• _Job_
Repeat all of the data precisely.
## Start Dataset rows
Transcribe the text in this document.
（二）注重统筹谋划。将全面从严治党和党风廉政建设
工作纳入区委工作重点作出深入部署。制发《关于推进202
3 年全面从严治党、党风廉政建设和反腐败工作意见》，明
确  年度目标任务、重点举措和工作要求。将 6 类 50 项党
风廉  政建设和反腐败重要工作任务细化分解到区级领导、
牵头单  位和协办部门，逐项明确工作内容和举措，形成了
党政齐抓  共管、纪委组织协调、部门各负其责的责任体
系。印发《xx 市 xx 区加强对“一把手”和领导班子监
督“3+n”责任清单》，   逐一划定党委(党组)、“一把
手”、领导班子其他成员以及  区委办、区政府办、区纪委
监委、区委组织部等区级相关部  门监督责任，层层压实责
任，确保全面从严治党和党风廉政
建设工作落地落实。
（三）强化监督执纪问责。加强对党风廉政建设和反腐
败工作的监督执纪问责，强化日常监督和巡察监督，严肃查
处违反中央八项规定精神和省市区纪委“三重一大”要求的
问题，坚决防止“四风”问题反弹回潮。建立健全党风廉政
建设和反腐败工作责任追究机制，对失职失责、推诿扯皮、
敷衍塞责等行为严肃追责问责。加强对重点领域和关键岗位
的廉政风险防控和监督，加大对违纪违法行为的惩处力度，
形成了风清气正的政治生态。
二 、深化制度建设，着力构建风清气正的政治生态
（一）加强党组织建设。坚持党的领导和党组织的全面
## End Dataset rows
• _Correct output_
Transcribe the text in this document.
（二）注重统筹谋划。将全面从严治党和党风廉政建设
工作纳入区委工作重点作出深入部署。制发《关于推进202
3 年全面从严治党、党风廉政建设和反腐败工作意见》，明
确  年度目标任务、重点举措和工作要求。将 6 类 50 项党
风廉  政建设和反腐败重要工作任务细化分解到区级领导、
牵头单  位和协办部门，逐项明确工作内容和举措，形成了
党政齐抓  共管、纪委组织协调、部门各负其责的责任体
系。印发《xx 市 xx 区加强对“一把手”和领导班子监
督“3+n”责任清单》，   逐一划定党委(党组)、“一把
手”、领导班子其他成员以及  区委办、区政府办、区纪委
监委、区委组织部等区级相关部  门监督责任，层层压实责
任，确保全面从严治党和党风廉政
建设工作落地落实。
（三）强化监督执纪问责。加强对党风廉政建设和反腐
败工作的监督执纪问责，强化日常监督和巡察监督，严肃查
处违反中央八项规定精神和省市区纪委“三重一大”要求的
问题，坚决防止“四风”问题反弹回潮。建立健全党风廉政
建设和反腐败工作责任追究机制，对失职失责、推诿扯皮、
敷衍塞责等行为严肃追责问责。加强对重点领域和关键岗位
的廉政风险防控和监督，加大对违纪违法行为的惩处力度，
形成了风清气正的政治生态。
二 、深化制度建设，着力构建风清气正的政治生态
（一）加强党组织建设。坚持党的领导和党组织的全面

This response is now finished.